§ **YOUR OBJECTIVE**
Records follow. Copy every line with "folder".

§ **Items from a dataset**
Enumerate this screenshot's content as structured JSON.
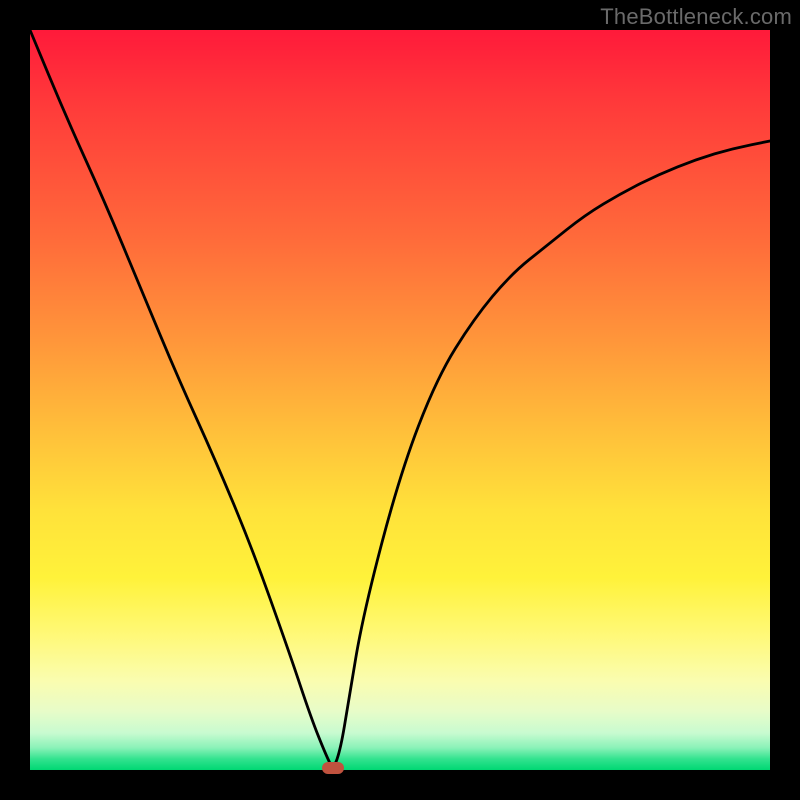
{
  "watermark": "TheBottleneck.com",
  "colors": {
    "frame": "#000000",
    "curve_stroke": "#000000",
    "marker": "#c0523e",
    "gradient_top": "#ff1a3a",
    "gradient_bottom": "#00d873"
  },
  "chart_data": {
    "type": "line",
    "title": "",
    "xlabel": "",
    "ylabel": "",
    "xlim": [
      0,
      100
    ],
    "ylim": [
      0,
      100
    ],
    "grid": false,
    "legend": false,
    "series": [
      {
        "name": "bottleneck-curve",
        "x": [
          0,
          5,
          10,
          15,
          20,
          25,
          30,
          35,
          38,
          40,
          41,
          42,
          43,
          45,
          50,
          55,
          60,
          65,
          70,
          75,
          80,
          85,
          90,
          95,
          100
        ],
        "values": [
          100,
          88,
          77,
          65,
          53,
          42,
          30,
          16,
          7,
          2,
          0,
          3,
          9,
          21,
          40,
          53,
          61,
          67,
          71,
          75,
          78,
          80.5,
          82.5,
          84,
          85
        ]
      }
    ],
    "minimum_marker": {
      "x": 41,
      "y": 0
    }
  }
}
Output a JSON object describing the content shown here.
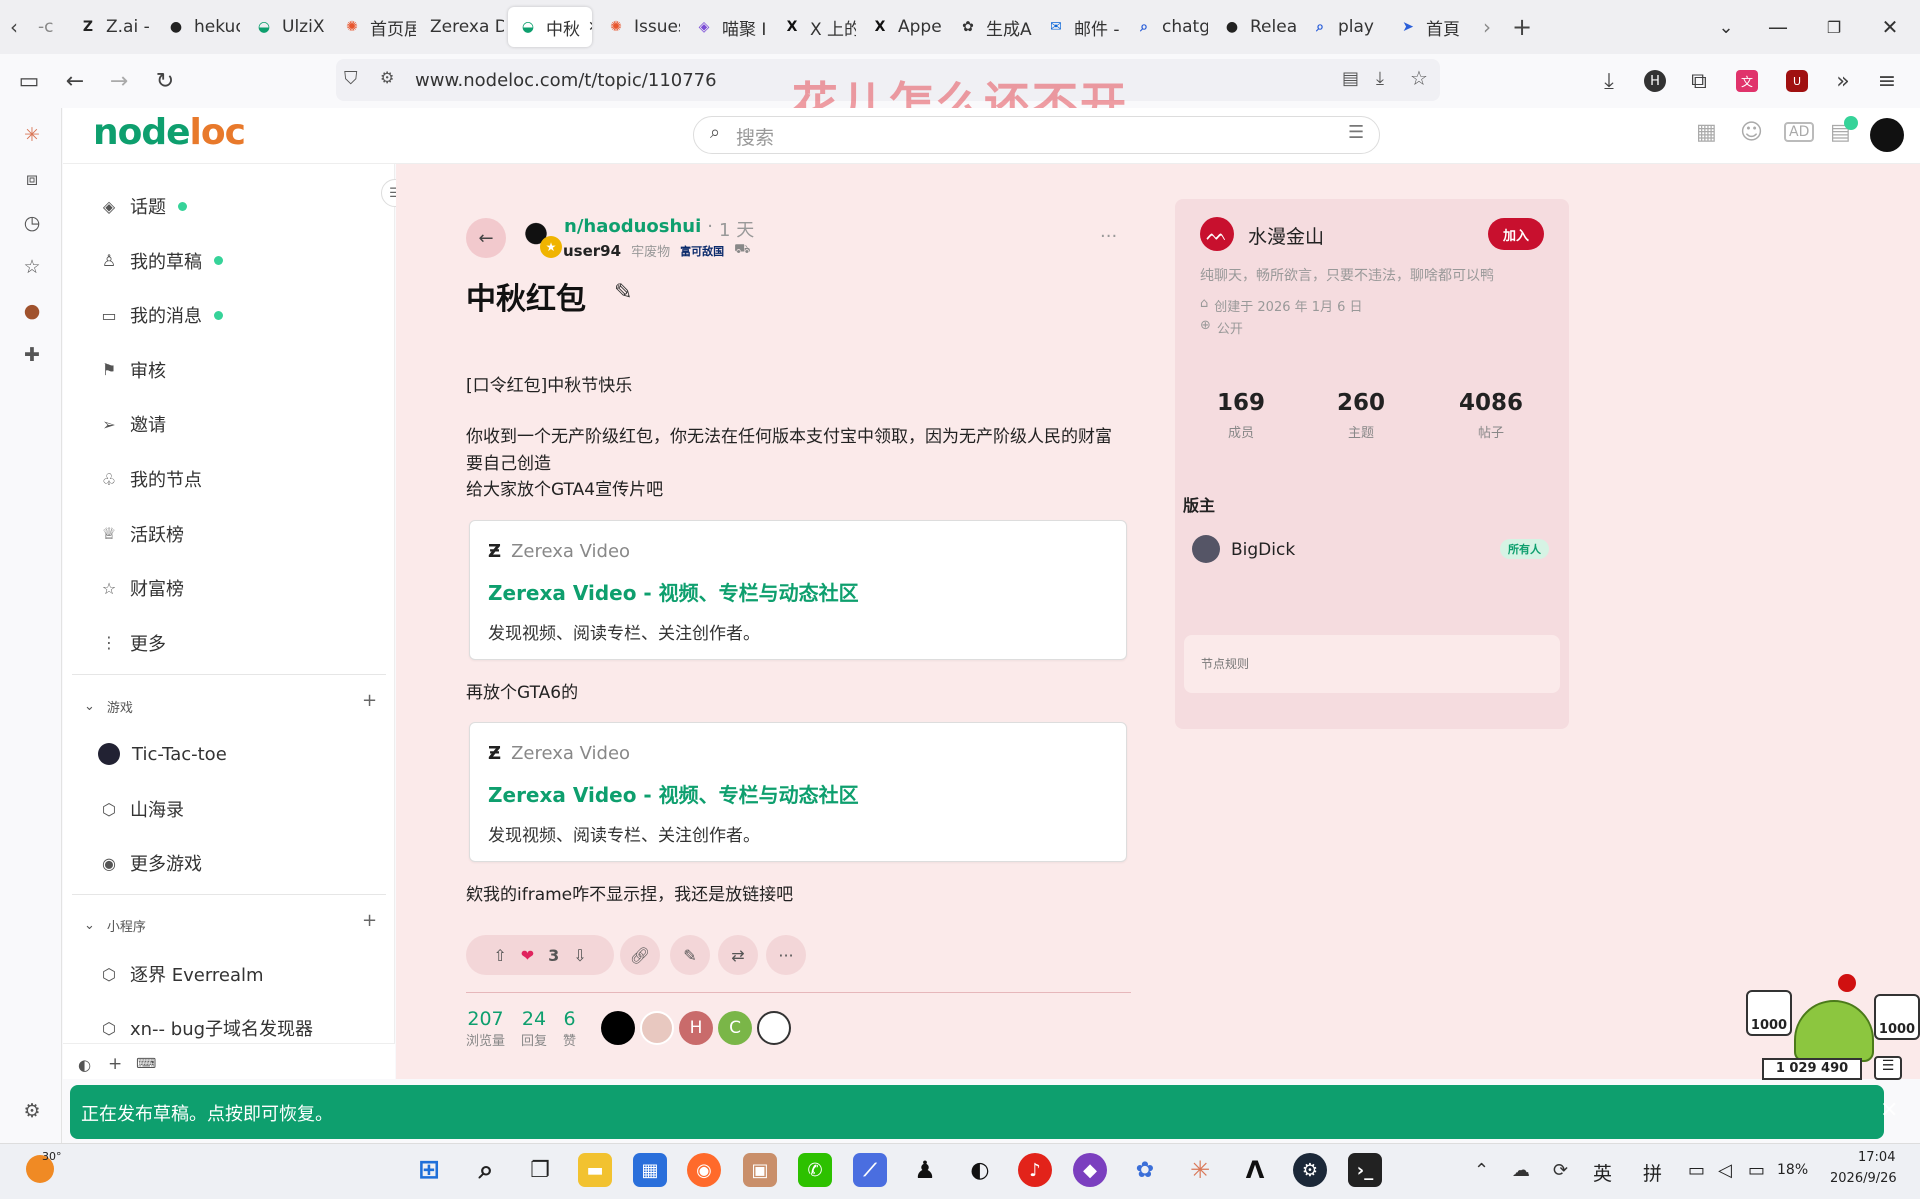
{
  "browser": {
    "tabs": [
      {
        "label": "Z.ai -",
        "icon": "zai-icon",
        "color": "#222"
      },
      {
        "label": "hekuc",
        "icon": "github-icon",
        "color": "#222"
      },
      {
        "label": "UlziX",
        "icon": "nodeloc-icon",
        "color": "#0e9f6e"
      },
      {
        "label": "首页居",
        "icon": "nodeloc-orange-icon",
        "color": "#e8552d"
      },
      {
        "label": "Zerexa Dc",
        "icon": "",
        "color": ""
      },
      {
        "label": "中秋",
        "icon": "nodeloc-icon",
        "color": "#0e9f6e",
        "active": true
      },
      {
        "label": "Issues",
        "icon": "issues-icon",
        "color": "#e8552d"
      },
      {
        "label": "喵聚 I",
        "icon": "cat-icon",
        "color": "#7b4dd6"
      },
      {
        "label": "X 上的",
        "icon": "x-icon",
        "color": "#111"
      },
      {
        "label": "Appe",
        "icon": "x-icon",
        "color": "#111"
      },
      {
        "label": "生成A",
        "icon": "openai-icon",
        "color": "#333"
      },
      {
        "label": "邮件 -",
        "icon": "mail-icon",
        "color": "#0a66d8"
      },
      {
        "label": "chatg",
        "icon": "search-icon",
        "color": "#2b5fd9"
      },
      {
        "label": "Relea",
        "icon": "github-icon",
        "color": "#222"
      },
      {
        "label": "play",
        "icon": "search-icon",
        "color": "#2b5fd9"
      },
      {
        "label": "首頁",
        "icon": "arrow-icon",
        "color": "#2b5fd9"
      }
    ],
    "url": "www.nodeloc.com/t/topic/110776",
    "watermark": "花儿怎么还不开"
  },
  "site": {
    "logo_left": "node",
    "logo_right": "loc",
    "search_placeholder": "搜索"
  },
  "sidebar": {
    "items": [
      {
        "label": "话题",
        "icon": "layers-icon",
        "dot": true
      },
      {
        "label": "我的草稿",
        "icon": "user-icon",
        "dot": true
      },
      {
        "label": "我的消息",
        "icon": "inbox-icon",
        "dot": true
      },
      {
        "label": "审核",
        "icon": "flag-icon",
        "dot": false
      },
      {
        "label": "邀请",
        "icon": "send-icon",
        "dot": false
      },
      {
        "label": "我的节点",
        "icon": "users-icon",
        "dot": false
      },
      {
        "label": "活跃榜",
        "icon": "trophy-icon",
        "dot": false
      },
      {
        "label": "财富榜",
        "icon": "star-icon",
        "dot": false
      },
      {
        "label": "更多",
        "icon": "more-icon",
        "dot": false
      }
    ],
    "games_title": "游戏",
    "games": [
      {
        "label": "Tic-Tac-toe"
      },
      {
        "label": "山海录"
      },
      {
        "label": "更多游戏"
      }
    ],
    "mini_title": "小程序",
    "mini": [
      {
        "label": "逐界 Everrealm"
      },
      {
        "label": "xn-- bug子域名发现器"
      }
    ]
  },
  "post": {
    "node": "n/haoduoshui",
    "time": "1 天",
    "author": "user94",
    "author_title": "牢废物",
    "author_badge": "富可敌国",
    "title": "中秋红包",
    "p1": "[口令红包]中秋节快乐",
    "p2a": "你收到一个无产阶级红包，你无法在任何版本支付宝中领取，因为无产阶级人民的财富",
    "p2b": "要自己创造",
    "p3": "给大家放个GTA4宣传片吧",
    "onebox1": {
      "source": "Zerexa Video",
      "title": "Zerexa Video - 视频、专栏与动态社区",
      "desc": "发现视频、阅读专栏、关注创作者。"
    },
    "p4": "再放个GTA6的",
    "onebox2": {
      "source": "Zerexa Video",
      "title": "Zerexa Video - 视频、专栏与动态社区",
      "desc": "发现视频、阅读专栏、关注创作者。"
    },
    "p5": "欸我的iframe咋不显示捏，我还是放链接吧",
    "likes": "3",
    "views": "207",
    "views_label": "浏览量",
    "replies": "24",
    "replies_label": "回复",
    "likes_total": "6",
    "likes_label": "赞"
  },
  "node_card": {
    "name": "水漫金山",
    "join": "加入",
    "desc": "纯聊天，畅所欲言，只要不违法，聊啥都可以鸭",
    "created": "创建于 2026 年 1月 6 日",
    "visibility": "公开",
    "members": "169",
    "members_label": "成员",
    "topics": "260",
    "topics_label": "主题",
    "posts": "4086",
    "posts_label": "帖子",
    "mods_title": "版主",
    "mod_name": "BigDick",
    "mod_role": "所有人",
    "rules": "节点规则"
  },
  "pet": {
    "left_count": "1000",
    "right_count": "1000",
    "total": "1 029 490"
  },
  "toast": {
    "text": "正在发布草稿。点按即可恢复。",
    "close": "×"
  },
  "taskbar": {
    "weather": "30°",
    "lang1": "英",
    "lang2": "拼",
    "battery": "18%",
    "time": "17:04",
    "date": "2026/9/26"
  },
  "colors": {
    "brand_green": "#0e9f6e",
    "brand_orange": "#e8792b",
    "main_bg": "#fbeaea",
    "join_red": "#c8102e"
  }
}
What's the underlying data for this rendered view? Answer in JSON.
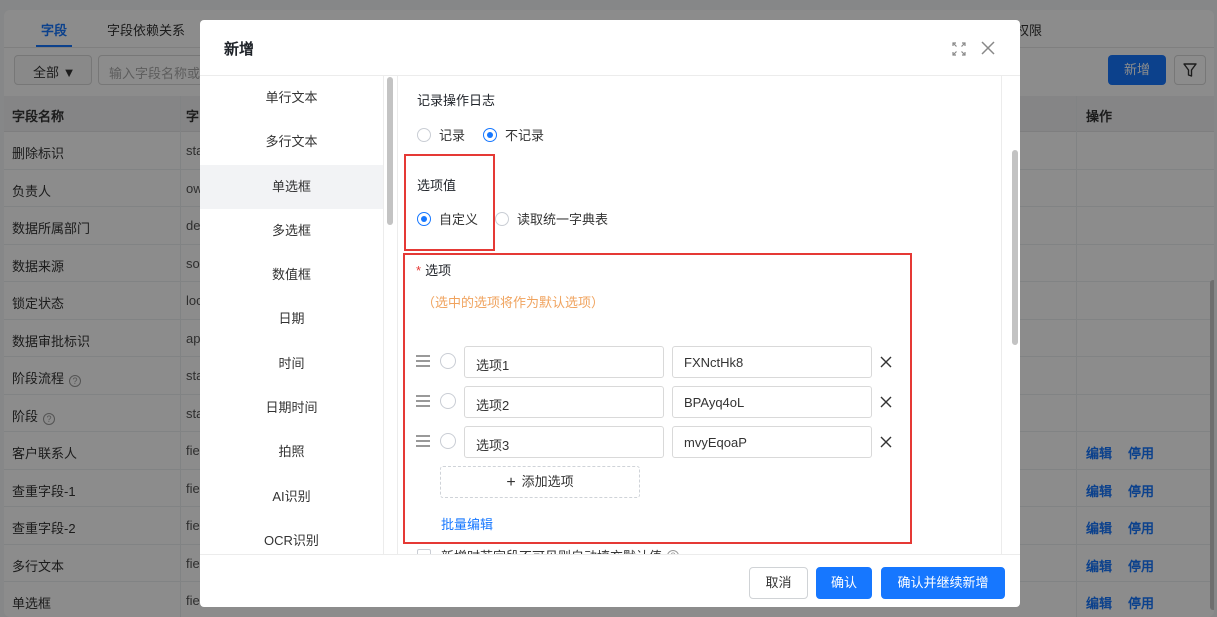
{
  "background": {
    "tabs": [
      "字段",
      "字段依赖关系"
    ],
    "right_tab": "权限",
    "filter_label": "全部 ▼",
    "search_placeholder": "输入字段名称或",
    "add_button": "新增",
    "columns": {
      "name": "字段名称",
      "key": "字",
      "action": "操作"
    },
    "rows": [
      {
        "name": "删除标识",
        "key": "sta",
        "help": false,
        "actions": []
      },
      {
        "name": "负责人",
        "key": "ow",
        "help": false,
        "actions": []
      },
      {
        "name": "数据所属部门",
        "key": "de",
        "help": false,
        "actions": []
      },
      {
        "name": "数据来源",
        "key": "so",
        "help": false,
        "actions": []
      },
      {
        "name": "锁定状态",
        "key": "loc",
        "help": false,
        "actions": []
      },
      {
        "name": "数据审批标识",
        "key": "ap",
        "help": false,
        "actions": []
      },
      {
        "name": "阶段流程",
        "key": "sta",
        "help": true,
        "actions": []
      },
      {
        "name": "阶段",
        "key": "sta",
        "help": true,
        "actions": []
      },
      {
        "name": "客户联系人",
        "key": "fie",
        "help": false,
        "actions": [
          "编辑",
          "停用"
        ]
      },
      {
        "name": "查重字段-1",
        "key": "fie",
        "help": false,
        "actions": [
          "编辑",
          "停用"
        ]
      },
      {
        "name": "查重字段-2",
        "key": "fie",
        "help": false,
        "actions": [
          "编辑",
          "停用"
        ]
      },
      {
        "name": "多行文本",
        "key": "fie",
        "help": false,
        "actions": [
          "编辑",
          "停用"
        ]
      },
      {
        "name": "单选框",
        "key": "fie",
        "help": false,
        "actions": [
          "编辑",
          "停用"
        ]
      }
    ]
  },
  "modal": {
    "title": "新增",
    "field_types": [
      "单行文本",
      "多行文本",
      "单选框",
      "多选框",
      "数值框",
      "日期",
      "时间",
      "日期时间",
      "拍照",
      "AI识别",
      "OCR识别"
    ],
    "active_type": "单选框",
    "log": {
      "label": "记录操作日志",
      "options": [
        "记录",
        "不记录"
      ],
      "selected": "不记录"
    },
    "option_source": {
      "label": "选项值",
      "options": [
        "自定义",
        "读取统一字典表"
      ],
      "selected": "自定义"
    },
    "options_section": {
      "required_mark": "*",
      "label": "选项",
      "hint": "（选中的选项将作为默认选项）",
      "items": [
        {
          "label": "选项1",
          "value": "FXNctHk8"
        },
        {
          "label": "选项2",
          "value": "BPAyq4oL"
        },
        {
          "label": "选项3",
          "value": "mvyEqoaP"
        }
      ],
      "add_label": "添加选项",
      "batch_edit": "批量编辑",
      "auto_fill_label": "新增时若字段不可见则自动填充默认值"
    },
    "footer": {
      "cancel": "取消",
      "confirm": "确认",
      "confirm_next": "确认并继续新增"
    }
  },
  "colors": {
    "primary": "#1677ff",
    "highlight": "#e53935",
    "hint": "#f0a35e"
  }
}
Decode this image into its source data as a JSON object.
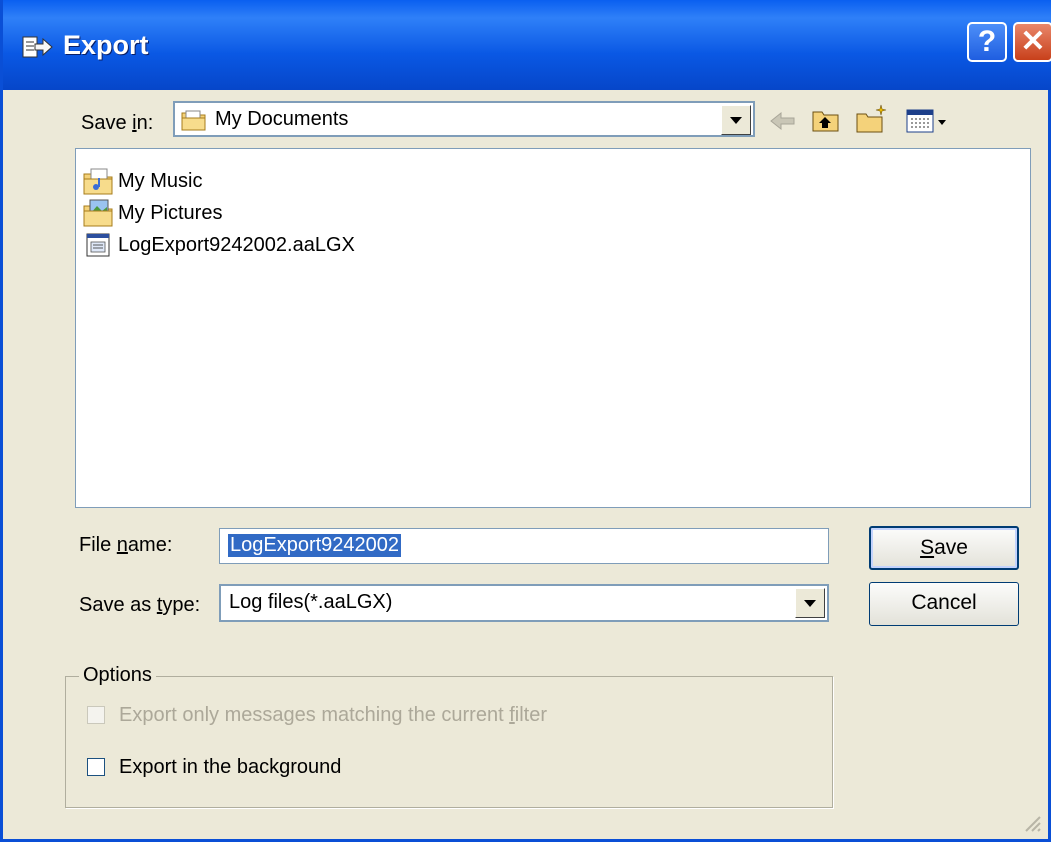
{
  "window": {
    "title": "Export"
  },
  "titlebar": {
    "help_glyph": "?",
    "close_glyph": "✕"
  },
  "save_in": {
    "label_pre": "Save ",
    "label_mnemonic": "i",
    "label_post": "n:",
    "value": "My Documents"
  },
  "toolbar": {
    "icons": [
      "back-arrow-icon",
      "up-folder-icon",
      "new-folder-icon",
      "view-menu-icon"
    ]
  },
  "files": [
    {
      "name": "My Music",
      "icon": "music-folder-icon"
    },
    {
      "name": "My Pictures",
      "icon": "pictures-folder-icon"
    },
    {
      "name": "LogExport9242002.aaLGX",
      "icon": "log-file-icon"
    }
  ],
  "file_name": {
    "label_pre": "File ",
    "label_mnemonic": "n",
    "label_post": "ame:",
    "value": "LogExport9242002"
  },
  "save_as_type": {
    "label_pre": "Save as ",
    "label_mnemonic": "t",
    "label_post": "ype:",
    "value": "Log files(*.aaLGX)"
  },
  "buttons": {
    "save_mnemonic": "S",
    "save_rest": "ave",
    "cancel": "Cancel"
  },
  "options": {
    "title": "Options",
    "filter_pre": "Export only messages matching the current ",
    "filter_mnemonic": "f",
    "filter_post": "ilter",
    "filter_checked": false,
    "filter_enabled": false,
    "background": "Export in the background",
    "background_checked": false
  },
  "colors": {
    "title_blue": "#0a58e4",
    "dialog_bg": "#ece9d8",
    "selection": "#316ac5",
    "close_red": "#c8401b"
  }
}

§ **RESULT FOR THIS TASK**
      "up-folder-icon",
      "new-folder-icon",
      "icon": "music-folder-icon"
      "icon": "pictures-folder-icon"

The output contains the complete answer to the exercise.